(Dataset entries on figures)
****************************************
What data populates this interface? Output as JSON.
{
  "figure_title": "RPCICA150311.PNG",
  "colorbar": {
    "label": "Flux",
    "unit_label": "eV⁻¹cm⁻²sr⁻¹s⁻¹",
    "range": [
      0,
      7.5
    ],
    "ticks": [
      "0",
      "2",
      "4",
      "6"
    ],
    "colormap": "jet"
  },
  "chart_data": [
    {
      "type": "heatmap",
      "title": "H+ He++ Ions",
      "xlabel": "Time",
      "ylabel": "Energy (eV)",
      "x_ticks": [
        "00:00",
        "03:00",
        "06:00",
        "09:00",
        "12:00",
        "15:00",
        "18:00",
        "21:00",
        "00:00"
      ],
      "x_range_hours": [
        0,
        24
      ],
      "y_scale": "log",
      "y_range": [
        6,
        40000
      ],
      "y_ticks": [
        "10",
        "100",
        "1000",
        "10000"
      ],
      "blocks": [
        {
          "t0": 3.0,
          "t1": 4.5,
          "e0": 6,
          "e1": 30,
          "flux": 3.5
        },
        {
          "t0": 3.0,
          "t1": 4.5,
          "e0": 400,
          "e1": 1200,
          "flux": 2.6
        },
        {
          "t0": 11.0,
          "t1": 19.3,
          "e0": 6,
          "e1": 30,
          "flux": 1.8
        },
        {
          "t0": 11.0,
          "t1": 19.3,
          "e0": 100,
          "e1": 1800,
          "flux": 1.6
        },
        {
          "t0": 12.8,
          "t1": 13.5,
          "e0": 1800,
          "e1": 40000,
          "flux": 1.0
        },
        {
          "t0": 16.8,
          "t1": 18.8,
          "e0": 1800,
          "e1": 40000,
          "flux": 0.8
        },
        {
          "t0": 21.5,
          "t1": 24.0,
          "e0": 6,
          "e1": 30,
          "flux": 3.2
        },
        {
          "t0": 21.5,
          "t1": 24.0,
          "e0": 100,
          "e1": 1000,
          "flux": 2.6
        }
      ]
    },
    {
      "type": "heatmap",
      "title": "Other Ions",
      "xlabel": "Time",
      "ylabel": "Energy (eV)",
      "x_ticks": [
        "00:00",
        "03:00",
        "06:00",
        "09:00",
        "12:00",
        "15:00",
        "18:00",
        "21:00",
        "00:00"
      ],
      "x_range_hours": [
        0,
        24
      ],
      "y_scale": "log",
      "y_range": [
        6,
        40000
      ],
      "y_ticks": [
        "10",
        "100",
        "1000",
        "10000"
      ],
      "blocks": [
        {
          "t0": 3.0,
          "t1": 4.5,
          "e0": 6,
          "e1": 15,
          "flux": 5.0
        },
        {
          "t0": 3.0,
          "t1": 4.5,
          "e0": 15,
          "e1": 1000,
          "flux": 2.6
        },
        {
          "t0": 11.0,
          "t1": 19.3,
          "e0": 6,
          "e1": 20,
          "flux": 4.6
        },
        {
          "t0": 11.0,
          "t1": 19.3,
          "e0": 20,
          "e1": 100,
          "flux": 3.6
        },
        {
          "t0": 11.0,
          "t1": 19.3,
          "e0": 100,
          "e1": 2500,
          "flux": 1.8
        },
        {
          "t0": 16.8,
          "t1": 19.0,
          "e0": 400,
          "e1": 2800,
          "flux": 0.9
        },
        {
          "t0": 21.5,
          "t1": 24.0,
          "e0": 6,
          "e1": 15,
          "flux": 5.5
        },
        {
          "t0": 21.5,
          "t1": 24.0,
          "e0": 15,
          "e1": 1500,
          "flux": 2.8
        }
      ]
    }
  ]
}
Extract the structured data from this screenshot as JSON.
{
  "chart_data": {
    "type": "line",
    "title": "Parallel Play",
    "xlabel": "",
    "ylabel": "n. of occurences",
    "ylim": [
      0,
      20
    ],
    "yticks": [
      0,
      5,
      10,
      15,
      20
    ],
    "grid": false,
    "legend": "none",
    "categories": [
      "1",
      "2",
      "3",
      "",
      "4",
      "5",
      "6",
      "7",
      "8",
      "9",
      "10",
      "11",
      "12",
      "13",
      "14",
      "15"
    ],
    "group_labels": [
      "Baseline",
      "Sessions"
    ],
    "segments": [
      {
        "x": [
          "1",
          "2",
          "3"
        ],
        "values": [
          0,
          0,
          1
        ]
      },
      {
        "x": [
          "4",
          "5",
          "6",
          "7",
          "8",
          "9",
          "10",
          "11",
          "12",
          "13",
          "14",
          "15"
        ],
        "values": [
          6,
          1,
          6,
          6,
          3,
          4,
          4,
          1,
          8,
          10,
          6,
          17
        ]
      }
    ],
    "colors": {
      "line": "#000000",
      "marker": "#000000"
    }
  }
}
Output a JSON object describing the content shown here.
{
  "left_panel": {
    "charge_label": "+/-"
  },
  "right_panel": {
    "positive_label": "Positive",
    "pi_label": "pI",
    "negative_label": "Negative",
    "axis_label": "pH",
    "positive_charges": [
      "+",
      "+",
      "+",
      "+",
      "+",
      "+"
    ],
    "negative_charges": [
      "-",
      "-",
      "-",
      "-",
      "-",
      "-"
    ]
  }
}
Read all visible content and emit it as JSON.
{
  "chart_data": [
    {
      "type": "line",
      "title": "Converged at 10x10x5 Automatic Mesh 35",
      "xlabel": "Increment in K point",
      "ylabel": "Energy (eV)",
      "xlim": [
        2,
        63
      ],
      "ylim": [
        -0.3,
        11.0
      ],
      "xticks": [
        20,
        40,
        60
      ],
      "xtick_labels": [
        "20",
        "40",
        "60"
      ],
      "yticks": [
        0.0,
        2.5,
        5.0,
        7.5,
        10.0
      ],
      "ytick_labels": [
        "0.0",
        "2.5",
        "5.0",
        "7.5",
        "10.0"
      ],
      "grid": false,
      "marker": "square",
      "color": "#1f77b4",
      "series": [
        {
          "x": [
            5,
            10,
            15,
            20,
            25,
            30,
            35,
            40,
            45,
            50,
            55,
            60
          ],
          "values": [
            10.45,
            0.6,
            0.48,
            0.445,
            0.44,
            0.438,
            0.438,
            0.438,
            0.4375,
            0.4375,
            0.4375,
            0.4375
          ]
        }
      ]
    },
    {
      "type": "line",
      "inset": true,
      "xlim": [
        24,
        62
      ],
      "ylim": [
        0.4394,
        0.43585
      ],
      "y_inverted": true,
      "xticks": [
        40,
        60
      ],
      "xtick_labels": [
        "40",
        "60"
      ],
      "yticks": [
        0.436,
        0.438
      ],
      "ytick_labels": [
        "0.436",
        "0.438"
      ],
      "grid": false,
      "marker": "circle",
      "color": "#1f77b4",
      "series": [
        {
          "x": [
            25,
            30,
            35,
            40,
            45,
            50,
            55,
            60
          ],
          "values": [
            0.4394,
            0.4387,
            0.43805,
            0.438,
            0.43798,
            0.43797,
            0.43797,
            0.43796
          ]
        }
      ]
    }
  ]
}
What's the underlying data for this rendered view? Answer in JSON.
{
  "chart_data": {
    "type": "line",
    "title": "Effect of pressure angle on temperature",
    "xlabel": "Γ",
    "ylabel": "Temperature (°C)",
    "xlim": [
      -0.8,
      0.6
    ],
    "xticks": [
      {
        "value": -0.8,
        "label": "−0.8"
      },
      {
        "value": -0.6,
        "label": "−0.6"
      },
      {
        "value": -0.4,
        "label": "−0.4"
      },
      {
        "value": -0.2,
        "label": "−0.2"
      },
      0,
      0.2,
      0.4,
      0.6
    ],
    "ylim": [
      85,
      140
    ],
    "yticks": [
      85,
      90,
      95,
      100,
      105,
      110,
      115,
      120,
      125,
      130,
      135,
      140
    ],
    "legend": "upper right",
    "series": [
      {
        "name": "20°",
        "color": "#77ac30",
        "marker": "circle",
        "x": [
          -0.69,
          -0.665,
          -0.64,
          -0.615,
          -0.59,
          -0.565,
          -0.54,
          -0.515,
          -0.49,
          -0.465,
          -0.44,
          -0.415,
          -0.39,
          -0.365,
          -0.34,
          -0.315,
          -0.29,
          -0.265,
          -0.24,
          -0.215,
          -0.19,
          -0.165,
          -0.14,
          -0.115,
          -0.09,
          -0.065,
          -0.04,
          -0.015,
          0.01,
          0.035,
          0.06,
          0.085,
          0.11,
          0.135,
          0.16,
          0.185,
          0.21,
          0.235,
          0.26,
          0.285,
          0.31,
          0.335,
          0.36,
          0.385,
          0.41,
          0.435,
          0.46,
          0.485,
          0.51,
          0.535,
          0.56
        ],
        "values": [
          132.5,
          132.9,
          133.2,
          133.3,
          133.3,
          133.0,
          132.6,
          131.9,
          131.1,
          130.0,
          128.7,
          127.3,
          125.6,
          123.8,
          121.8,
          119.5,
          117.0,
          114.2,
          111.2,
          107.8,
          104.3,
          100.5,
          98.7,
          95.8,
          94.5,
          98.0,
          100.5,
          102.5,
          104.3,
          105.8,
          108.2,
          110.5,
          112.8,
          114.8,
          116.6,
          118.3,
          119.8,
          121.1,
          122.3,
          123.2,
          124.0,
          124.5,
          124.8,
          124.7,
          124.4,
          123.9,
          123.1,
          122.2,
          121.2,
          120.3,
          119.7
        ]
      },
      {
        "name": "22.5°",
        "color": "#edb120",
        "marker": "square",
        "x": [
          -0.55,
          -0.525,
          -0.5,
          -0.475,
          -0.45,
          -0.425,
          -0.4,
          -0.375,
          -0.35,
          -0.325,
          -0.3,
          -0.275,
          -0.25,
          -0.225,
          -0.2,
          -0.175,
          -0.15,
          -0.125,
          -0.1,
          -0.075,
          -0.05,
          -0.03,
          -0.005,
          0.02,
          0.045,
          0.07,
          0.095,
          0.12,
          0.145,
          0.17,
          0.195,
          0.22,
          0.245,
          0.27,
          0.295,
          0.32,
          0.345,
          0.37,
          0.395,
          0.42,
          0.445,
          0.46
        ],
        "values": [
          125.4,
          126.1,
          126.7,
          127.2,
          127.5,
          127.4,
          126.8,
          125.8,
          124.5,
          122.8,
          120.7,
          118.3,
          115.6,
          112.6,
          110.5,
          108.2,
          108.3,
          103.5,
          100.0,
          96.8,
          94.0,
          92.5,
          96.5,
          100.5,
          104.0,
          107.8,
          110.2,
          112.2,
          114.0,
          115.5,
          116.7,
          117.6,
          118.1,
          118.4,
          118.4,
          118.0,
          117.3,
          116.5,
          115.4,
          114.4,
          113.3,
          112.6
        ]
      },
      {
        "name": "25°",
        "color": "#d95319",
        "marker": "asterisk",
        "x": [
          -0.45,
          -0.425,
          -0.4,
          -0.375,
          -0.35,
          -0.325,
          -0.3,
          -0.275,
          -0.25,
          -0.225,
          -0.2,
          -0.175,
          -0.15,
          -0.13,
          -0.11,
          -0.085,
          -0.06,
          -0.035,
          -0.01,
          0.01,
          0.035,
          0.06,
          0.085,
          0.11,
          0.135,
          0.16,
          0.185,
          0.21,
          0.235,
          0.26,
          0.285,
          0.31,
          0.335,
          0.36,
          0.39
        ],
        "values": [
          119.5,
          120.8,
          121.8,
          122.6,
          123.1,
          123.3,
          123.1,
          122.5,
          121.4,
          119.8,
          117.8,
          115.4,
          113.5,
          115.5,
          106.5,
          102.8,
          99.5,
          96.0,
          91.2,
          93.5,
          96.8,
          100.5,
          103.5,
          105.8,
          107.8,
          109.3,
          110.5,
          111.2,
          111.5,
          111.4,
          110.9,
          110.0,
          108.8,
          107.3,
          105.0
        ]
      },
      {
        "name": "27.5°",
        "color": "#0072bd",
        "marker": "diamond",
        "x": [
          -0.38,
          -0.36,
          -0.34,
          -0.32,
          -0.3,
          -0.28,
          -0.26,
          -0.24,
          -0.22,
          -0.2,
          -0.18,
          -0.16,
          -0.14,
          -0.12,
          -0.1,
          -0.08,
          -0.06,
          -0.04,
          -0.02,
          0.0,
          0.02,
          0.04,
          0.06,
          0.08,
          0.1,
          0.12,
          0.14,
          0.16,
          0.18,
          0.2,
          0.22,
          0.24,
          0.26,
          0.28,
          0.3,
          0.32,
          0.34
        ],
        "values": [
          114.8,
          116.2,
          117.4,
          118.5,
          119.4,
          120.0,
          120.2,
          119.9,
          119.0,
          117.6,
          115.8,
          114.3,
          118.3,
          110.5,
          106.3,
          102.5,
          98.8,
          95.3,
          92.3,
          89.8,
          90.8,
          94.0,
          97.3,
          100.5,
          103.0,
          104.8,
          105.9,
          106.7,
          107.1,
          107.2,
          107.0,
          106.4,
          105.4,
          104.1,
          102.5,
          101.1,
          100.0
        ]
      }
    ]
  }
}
****************************************
## Objective
Determine how many lines in the listing above hold the string "this", then write only the number.

## Solved problem
3